CHALLENGE> Write out the listing beneath this instruction in its entirety, exactly as it reads.

::::::

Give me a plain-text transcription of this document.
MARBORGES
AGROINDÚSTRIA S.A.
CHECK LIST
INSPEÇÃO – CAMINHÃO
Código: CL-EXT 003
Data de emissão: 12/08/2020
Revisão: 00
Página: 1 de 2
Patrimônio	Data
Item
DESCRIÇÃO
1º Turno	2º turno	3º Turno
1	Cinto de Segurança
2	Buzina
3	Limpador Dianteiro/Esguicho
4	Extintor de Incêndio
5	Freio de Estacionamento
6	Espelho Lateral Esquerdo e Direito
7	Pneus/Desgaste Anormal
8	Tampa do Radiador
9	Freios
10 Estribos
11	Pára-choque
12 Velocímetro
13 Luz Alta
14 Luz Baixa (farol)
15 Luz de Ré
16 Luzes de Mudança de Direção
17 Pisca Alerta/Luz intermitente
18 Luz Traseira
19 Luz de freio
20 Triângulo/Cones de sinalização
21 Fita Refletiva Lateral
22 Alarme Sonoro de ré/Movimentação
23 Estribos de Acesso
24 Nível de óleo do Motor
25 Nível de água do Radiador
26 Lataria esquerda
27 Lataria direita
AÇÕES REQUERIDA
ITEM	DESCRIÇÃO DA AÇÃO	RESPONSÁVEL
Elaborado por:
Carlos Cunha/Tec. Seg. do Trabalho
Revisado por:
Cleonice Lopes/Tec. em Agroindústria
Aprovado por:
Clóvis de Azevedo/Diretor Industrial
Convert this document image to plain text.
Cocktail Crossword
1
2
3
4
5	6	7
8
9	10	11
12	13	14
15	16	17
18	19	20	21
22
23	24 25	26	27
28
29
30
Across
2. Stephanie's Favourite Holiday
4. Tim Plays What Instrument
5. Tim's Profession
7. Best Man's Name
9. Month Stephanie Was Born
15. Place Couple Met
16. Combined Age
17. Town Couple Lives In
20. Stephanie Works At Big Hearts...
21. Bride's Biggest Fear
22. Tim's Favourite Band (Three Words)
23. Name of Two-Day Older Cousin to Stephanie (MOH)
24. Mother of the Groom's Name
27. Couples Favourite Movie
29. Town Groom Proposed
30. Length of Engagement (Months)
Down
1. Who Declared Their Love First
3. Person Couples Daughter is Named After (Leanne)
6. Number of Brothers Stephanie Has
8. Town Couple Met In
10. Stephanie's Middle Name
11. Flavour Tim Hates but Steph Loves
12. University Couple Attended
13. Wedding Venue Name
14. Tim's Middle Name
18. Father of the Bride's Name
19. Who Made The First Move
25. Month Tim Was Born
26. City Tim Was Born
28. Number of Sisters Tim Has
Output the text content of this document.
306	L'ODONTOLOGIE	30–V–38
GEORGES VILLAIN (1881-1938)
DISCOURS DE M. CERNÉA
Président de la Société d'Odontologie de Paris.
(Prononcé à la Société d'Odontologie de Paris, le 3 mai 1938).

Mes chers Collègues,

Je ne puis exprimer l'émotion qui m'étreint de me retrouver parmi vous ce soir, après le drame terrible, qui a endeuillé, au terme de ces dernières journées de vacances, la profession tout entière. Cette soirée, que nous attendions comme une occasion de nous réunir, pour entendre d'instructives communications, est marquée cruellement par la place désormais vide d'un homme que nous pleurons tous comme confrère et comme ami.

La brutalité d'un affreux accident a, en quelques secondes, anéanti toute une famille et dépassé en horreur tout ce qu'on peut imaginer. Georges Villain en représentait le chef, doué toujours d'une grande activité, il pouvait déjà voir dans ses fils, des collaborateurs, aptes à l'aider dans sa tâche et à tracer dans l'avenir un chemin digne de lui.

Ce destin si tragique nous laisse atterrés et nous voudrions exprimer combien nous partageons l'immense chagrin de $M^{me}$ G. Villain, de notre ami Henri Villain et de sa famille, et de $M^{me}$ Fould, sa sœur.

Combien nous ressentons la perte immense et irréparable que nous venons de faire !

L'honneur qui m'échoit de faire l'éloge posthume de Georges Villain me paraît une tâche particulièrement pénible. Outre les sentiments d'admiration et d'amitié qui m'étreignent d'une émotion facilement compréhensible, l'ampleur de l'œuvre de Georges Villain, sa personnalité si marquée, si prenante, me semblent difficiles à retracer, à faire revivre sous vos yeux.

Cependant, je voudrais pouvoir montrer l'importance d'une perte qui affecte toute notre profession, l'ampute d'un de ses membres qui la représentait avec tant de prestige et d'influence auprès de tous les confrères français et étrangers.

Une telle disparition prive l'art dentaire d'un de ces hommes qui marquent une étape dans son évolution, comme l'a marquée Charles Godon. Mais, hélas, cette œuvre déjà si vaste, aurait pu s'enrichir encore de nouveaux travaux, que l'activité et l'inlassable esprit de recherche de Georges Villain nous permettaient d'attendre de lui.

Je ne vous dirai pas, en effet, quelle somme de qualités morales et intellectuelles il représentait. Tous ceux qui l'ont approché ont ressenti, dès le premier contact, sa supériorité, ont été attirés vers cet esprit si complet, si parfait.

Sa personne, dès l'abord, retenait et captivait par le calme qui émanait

::::::

COMPLETED EXERCISE>
Give me a plain-text transcription of this document.
MARBORGES
AGROINDÚSTRIA S.A.
CHECK LIST
INSPEÇÃO – CAMINHÃO
Código: CL-EXT 003
Data de emissão: 12/08/2020
Revisão: 00
Página: 1 de 2
Patrimônio	Data
Item
DESCRIÇÃO
1º Turno	2º turno	3º Turno
1	Cinto de Segurança
2	Buzina
3	Limpador Dianteiro/Esguicho
4	Extintor de Incêndio
5	Freio de Estacionamento
6	Espelho Lateral Esquerdo e Direito
7	Pneus/Desgaste Anormal
8	Tampa do Radiador
9	Freios
10 Estribos
11	Pára-choque
12 Velocímetro
13 Luz Alta
14 Luz Baixa (farol)
15 Luz de Ré
16 Luzes de Mudança de Direção
17 Pisca Alerta/Luz intermitente
18 Luz Traseira
19 Luz de freio
20 Triângulo/Cones de sinalização
21 Fita Refletiva Lateral
22 Alarme Sonoro de ré/Movimentação
23 Estribos de Acesso
24 Nível de óleo do Motor
25 Nível de água do Radiador
26 Lataria esquerda
27 Lataria direita
AÇÕES REQUERIDA
ITEM	DESCRIÇÃO DA AÇÃO	RESPONSÁVEL
Elaborado por:
Carlos Cunha/Tec. Seg. do Trabalho
Revisado por:
Cleonice Lopes/Tec. em Agroindústria
Aprovado por:
Clóvis de Azevedo/Diretor Industrial
Convert this document image to plain text.
Cocktail Crossword
1
2
3
4
5	6	7
8
9	10	11
12	13	14
15	16	17
18	19	20	21
22
23	24 25	26	27
28
29
30
Across
2. Stephanie's Favourite Holiday
4. Tim Plays What Instrument
5. Tim's Profession
7. Best Man's Name
9. Month Stephanie Was Born
15. Place Couple Met
16. Combined Age
17. Town Couple Lives In
20. Stephanie Works At Big Hearts...
21. Bride's Biggest Fear
22. Tim's Favourite Band (Three Words)
23. Name of Two-Day Older Cousin to Stephanie (MOH)
24. Mother of the Groom's Name
27. Couples Favourite Movie
29. Town Groom Proposed
30. Length of Engagement (Months)
Down
1. Who Declared Their Love First
3. Person Couples Daughter is Named After (Leanne)
6. Number of Brothers Stephanie Has
8. Town Couple Met In
10. Stephanie's Middle Name
11. Flavour Tim Hates but Steph Loves
12. University Couple Attended
13. Wedding Venue Name
14. Tim's Middle Name
18. Father of the Bride's Name
19. Who Made The First Move
25. Month Tim Was Born
26. City Tim Was Born
28. Number of Sisters Tim Has
Output the text content of this document.
306	L'ODONTOLOGIE	30–V–38
GEORGES VILLAIN (1881-1938)
DISCOURS DE M. CERNÉA
Président de la Société d'Odontologie de Paris.
(Prononcé à la Société d'Odontologie de Paris, le 3 mai 1938).

Mes chers Collègues,

Je ne puis exprimer l'émotion qui m'étreint de me retrouver parmi vous ce soir, après le drame terrible, qui a endeuillé, au terme de ces dernières journées de vacances, la profession tout entière. Cette soirée, que nous attendions comme une occasion de nous réunir, pour entendre d'instructives communications, est marquée cruellement par la place désormais vide d'un homme que nous pleurons tous comme confrère et comme ami.

La brutalité d'un affreux accident a, en quelques secondes, anéanti toute une famille et dépassé en horreur tout ce qu'on peut imaginer. Georges Villain en représentait le chef, doué toujours d'une grande activité, il pouvait déjà voir dans ses fils, des collaborateurs, aptes à l'aider dans sa tâche et à tracer dans l'avenir un chemin digne de lui.

Ce destin si tragique nous laisse atterrés et nous voudrions exprimer combien nous partageons l'immense chagrin de $M^{me}$ G. Villain, de notre ami Henri Villain et de sa famille, et de $M^{me}$ Fould, sa sœur.

Combien nous ressentons la perte immense et irréparable que nous venons de faire !

L'honneur qui m'échoit de faire l'éloge posthume de Georges Villain me paraît une tâche particulièrement pénible. Outre les sentiments d'admiration et d'amitié qui m'étreignent d'une émotion facilement compréhensible, l'ampleur de l'œuvre de Georges Villain, sa personnalité si marquée, si prenante, me semblent difficiles à retracer, à faire revivre sous vos yeux.

Cependant, je voudrais pouvoir montrer l'importance d'une perte qui affecte toute notre profession, l'ampute d'un de ses membres qui la représentait avec tant de prestige et d'influence auprès de tous les confrères français et étrangers.

Une telle disparition prive l'art dentaire d'un de ces hommes qui marquent une étape dans son évolution, comme l'a marquée Charles Godon. Mais, hélas, cette œuvre déjà si vaste, aurait pu s'enrichir encore de nouveaux travaux, que l'activité et l'inlassable esprit de recherche de Georges Villain nous permettaient d'attendre de lui.

Je ne vous dirai pas, en effet, quelle somme de qualités morales et intellectuelles il représentait. Tous ceux qui l'ont approché ont ressenti, dès le premier contact, sa supériorité, ont été attirés vers cet esprit si complet, si parfait.

Sa personne, dès l'abord, retenait et captivait par le calme qui émanait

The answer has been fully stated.